Begin SOURCE MATERIAL

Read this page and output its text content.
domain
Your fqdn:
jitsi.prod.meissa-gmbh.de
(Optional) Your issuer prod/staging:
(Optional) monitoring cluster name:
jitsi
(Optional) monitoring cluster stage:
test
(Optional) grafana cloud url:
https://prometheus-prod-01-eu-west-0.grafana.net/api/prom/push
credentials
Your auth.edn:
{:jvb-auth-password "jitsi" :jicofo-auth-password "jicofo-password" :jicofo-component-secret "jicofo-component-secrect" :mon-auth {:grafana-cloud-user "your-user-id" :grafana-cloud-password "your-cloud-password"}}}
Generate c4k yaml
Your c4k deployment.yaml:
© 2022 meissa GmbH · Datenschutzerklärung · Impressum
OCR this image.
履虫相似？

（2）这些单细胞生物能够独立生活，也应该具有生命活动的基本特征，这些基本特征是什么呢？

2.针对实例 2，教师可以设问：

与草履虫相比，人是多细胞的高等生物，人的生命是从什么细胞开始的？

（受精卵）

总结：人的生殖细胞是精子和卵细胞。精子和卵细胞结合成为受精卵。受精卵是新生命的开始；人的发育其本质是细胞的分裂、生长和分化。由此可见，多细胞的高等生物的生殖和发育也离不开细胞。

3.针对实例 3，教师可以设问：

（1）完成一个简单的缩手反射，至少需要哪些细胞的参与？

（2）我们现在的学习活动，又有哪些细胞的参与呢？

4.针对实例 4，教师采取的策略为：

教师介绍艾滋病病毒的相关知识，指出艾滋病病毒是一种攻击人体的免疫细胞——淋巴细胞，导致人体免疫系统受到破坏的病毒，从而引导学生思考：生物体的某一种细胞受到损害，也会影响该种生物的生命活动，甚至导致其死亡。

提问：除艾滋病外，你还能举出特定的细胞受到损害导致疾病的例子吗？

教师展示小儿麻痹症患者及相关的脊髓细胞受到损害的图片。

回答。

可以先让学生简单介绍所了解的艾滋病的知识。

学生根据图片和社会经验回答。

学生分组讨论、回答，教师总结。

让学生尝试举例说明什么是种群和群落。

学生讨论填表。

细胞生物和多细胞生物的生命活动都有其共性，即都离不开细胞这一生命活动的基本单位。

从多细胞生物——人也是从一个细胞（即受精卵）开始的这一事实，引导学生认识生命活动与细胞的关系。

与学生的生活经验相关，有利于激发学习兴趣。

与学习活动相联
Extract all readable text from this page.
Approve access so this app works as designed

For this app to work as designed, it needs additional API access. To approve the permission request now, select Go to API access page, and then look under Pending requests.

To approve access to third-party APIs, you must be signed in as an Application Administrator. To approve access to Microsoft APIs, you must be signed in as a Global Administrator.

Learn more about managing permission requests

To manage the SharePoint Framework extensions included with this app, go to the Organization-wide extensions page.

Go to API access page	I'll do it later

End SOURCE MATERIAL

▸ EXERCISE DESCRIPTION
Copy every line of the listing containing the string "yaml".

▸ EXERCISE OUTPUT
Generate c4k yaml
Your c4k deployment.yaml:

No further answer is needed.